### Directive:
In the entries below, find the lines with the word "location" and copy them.

### Data records:
----

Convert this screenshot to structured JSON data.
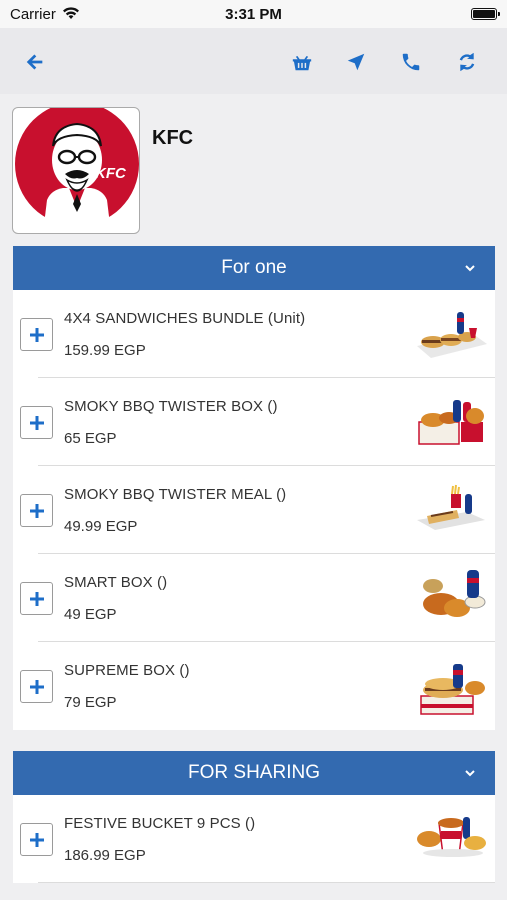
{
  "status_bar": {
    "carrier": "Carrier",
    "time": "3:31 PM"
  },
  "nav": {
    "back_icon": "arrow-left-icon",
    "basket_icon": "basket-icon",
    "location_icon": "location-arrow-icon",
    "phone_icon": "phone-icon",
    "refresh_icon": "refresh-icon",
    "icon_color": "#1e6ec8"
  },
  "restaurant": {
    "name": "KFC",
    "logo_text": "KFC"
  },
  "colors": {
    "section_header": "#336ab0",
    "page_background": "#efeff1",
    "brand_red": "#c8102e"
  },
  "sections": [
    {
      "title": "For one",
      "items": [
        {
          "name": "4X4 SANDWICHES BUNDLE  (Unit)",
          "price": "159.99 EGP"
        },
        {
          "name": "SMOKY BBQ TWISTER BOX   ()",
          "price": "65 EGP"
        },
        {
          "name": "SMOKY BBQ TWISTER MEAL   ()",
          "price": "49.99 EGP"
        },
        {
          "name": "SMART BOX   ()",
          "price": "49 EGP"
        },
        {
          "name": "SUPREME BOX   ()",
          "price": "79 EGP"
        }
      ]
    },
    {
      "title": "FOR SHARING",
      "items": [
        {
          "name": "FESTIVE BUCKET 9 PCS   ()",
          "price": "186.99 EGP"
        }
      ]
    }
  ]
}
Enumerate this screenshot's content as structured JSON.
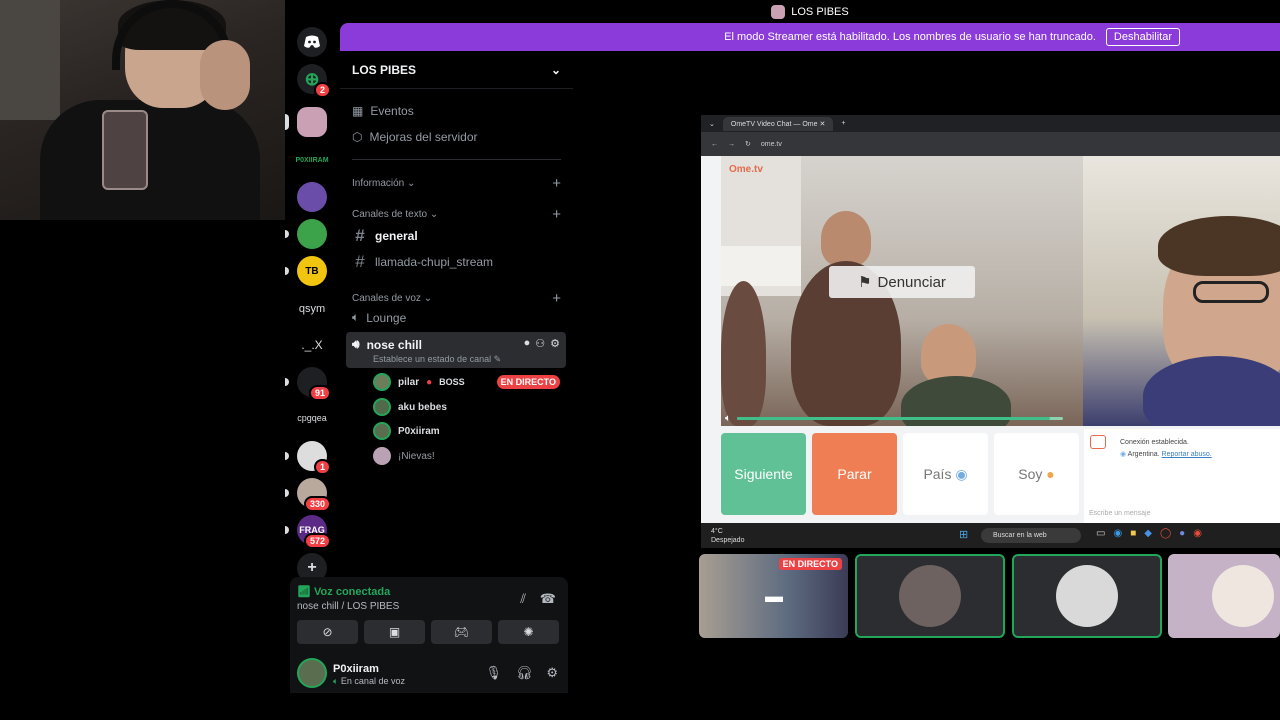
{
  "topline": {
    "title": "LOS PIBES"
  },
  "banner": {
    "message": "El modo Streamer está habilitado. Los nombres de usuario se han truncado.",
    "button_label": "Deshabilitar"
  },
  "servers": [
    {
      "label": "qsym"
    },
    {
      "label": "._.X"
    },
    {
      "label": "cpgqea"
    },
    {
      "label": "FRAG"
    }
  ],
  "server_badges": [
    "2",
    "1",
    "91",
    "1",
    "330",
    "572"
  ],
  "guild": {
    "name": "LOS PIBES",
    "events": "Eventos",
    "boosts": "Mejoras del servidor",
    "categories": {
      "info": "Información",
      "text": "Canales de texto",
      "voice": "Canales de voz"
    },
    "text_channels": [
      "general",
      "llamada-chupi_stream"
    ],
    "voice_channels": {
      "lounge": "Lounge",
      "active": "nose chill",
      "active_status": "Establece un estado de canal"
    },
    "members": [
      {
        "name": "pilar",
        "tag": "BOSS",
        "live": "EN DIRECTO"
      },
      {
        "name": "aku bebes"
      },
      {
        "name": "P0xiiram"
      },
      {
        "name": "¡Nievas!"
      }
    ]
  },
  "voice_panel": {
    "status": "Voz conectada",
    "location": "nose chill / LOS PIBES"
  },
  "user_panel": {
    "name": "P0xiiram",
    "status": "En canal de voz"
  },
  "stream": {
    "tab_title": "OmeTV Video Chat — Ome",
    "url": "ome.tv",
    "logo": "Ome.tv",
    "report_label": "Denunciar",
    "progress": 0.96,
    "actions": {
      "next": "Siguiente",
      "stop": "Parar",
      "country": "País",
      "gender": "Soy"
    },
    "chat": {
      "line1": "Conexión establecida.",
      "line2": "Argentina.",
      "report_link": "Reportar abuso.",
      "placeholder": "Escribe un mensaje"
    },
    "taskbar": {
      "temp": "4°C",
      "weather": "Despejado",
      "search": "Buscar en la web"
    }
  },
  "tiles": {
    "live": "EN DIRECTO"
  },
  "colors": {
    "brand_purple": "#8c3bdb",
    "online_green": "#23a55a",
    "live_red": "#ed4245",
    "next_green": "#5fc195",
    "stop_orange": "#ef7e55"
  }
}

----

### Result of this task:
    "location_icon": "location-arrow-icon",
    "location": "nose chill / LOS PIBES"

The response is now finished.